(Dataset items)
%%

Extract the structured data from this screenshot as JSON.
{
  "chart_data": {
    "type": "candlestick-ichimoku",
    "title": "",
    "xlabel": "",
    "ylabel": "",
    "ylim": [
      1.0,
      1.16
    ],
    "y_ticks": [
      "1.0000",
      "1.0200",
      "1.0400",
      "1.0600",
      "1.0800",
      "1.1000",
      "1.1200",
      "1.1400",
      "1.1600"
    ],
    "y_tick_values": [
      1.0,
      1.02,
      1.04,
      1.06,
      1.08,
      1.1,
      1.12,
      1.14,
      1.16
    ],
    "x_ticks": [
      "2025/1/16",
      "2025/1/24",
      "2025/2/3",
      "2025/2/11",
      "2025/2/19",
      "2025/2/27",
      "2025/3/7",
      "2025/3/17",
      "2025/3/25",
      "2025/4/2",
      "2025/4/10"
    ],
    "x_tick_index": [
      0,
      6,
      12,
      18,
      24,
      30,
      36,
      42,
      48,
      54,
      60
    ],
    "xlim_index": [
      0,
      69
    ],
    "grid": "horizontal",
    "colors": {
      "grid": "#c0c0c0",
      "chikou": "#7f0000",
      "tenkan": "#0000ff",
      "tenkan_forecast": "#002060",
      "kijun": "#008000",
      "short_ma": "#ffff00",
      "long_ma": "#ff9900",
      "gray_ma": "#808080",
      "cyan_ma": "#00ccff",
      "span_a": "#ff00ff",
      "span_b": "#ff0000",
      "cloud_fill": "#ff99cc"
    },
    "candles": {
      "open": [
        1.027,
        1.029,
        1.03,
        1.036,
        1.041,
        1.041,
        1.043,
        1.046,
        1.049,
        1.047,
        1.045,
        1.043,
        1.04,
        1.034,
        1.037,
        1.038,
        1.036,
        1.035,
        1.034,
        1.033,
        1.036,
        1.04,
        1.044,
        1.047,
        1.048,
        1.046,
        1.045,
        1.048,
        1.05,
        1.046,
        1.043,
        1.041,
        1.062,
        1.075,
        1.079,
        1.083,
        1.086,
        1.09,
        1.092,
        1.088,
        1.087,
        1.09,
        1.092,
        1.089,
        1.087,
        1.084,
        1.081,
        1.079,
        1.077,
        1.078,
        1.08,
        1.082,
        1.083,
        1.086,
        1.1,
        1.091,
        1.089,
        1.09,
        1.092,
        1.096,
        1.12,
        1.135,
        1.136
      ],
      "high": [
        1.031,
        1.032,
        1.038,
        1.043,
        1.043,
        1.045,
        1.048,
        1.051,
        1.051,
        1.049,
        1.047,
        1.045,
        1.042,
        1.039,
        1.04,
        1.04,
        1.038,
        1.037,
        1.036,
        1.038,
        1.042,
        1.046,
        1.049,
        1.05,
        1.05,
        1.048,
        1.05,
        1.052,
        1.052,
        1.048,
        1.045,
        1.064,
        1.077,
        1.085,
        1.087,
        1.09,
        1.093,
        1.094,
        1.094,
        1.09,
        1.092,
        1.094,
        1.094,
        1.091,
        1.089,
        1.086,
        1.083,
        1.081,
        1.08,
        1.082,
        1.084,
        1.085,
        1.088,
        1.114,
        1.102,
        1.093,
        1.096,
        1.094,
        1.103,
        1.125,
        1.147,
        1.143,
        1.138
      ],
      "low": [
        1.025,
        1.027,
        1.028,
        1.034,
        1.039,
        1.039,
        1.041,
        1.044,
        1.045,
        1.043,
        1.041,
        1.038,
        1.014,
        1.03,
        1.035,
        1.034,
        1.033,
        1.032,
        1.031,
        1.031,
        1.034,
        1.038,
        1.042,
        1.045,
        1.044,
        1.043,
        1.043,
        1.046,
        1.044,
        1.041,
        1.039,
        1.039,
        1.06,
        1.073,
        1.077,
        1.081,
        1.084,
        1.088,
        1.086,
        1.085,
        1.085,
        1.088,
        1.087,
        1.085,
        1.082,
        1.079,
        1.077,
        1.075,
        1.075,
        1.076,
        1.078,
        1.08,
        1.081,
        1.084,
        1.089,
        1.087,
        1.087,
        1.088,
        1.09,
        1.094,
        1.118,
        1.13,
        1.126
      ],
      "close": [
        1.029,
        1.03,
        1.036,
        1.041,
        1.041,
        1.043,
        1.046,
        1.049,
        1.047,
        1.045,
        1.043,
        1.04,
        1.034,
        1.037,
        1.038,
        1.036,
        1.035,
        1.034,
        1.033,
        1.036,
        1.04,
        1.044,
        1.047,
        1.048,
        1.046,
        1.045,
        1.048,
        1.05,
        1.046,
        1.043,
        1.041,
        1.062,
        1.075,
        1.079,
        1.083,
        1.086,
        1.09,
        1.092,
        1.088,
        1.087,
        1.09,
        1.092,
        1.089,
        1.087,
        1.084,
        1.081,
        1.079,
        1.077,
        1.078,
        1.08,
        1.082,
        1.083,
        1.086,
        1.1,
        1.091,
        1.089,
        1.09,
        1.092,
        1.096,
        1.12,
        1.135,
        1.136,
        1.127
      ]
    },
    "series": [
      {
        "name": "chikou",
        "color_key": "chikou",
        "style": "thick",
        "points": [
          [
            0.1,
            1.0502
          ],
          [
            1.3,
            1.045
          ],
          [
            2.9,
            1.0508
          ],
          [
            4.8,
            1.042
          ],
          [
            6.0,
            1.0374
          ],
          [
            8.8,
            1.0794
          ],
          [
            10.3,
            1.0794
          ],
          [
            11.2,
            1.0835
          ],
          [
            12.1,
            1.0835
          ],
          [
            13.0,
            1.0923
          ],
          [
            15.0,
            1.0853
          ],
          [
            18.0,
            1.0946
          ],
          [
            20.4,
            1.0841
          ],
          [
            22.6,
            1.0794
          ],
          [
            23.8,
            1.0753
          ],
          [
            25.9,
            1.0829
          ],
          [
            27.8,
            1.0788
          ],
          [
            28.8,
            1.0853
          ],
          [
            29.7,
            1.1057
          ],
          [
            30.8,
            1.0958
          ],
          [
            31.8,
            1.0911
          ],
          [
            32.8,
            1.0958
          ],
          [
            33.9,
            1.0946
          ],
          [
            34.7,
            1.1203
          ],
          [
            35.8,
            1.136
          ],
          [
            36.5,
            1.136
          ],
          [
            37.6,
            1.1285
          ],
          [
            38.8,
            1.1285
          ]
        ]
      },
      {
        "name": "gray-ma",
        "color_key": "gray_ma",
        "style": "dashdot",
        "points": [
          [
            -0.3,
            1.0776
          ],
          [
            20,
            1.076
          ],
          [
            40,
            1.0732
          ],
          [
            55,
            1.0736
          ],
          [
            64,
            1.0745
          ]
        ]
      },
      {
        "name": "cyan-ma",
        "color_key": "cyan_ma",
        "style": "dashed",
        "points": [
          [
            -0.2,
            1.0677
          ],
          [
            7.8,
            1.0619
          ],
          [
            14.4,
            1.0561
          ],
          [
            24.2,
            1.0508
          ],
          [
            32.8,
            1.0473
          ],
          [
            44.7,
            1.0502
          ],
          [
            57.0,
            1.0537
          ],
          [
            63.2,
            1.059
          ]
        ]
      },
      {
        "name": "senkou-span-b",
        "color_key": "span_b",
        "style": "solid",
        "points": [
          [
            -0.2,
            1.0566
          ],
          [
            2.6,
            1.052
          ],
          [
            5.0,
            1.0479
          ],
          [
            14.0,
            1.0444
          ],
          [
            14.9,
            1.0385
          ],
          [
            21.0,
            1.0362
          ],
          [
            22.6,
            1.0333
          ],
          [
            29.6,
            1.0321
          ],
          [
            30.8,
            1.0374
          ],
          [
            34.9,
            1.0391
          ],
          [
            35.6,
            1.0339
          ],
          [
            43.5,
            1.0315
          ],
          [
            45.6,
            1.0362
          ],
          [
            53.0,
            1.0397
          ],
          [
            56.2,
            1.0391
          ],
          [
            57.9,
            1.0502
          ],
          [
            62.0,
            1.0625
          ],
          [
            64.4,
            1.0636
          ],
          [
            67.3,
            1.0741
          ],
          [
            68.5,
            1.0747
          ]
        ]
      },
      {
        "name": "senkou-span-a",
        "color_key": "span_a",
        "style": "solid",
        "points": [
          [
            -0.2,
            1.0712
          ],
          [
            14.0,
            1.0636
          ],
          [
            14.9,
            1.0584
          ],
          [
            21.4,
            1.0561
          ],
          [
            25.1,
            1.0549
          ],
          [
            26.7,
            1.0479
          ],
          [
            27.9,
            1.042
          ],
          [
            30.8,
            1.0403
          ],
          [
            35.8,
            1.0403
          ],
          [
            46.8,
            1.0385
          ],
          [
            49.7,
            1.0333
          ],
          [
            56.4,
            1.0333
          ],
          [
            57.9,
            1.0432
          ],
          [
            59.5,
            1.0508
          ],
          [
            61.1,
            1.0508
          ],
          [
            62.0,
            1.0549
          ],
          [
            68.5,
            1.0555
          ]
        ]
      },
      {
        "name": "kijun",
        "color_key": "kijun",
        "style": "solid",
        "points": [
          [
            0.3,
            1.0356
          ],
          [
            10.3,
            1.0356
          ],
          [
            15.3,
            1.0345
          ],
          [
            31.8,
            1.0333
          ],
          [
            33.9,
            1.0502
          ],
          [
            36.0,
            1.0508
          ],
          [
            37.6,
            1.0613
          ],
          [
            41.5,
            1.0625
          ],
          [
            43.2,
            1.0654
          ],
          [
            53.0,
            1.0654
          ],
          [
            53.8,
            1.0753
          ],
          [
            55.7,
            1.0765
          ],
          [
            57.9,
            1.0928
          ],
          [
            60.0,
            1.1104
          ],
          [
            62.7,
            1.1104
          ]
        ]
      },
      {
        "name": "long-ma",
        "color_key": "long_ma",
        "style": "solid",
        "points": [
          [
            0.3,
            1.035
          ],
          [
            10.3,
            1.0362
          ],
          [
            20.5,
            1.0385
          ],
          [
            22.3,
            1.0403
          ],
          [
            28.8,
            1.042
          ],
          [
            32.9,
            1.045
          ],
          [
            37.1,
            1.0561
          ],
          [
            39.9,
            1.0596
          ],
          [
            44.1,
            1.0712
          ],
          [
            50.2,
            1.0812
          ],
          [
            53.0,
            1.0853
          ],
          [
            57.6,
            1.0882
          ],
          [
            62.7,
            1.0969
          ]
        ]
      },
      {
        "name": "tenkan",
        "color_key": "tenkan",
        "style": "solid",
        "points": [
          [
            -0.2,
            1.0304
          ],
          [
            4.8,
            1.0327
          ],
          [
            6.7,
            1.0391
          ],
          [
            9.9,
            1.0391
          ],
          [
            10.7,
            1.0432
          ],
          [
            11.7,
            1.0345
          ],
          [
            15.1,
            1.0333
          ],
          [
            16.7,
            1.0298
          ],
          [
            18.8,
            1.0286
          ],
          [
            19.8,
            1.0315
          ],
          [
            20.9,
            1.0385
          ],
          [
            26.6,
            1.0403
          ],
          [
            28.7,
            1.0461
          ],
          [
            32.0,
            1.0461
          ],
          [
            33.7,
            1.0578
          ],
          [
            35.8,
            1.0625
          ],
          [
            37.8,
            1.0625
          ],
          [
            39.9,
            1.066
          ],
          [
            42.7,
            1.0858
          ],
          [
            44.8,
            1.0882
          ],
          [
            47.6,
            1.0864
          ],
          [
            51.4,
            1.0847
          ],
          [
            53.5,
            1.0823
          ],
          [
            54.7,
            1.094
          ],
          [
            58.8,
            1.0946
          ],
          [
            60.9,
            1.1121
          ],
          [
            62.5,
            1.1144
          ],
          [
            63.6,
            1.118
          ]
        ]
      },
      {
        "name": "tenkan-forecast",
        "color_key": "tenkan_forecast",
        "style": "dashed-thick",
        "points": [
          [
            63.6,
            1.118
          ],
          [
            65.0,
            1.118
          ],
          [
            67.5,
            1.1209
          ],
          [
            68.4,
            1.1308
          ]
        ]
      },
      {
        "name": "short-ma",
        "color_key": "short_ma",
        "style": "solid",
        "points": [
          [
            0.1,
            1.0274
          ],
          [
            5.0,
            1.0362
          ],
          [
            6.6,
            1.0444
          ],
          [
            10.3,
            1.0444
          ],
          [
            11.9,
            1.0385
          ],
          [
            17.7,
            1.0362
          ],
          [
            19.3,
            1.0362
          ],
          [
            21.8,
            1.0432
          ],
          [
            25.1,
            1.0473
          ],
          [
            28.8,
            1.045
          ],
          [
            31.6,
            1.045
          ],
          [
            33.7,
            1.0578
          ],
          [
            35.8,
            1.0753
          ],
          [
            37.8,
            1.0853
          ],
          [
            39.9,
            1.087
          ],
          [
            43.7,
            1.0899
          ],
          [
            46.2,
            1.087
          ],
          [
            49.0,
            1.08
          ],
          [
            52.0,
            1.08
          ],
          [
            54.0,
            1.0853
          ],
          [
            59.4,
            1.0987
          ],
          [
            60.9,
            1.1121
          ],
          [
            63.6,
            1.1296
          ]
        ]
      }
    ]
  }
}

%%

Look over the records above and copy each line that includes the string "kijun".

▶ Task result:
      "kijun": "#008000",
        "name": "kijun",
        "color_key": "kijun",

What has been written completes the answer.